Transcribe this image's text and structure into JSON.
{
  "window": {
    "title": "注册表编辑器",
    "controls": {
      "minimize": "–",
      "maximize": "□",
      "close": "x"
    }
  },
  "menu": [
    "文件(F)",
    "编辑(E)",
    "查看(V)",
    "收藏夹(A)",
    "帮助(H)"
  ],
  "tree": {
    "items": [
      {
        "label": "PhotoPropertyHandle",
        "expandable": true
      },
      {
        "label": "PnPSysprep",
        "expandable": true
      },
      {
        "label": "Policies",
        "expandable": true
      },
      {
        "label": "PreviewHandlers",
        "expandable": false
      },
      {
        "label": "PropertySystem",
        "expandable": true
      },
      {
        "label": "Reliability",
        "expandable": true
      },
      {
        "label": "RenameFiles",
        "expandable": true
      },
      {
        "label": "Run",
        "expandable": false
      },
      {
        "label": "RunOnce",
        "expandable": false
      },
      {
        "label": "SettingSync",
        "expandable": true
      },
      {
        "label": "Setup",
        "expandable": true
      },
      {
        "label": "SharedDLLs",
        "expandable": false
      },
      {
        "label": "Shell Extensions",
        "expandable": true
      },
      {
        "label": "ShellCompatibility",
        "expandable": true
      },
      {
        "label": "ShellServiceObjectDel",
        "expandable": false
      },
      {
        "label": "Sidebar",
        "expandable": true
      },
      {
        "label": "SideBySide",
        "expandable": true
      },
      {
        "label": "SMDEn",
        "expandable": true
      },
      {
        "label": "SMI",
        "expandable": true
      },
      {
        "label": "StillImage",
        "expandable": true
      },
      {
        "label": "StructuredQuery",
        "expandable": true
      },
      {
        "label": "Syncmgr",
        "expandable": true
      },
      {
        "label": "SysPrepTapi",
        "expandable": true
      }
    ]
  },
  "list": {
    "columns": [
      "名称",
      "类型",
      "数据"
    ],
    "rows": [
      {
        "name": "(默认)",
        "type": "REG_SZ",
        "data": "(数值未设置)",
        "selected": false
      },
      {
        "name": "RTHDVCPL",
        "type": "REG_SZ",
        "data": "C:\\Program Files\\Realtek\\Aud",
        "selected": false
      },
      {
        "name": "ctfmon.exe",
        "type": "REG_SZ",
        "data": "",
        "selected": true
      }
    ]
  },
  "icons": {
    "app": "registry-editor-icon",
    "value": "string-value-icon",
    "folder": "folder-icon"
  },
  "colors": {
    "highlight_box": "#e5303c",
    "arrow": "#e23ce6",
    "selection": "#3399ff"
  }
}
---+---
Gather every line from the listing above in which "data" appears, and copy those lines.

        "data": "(数值未设置)",
        "data": "C:\\Program Files\\Realtek\\Aud",
        "data": "",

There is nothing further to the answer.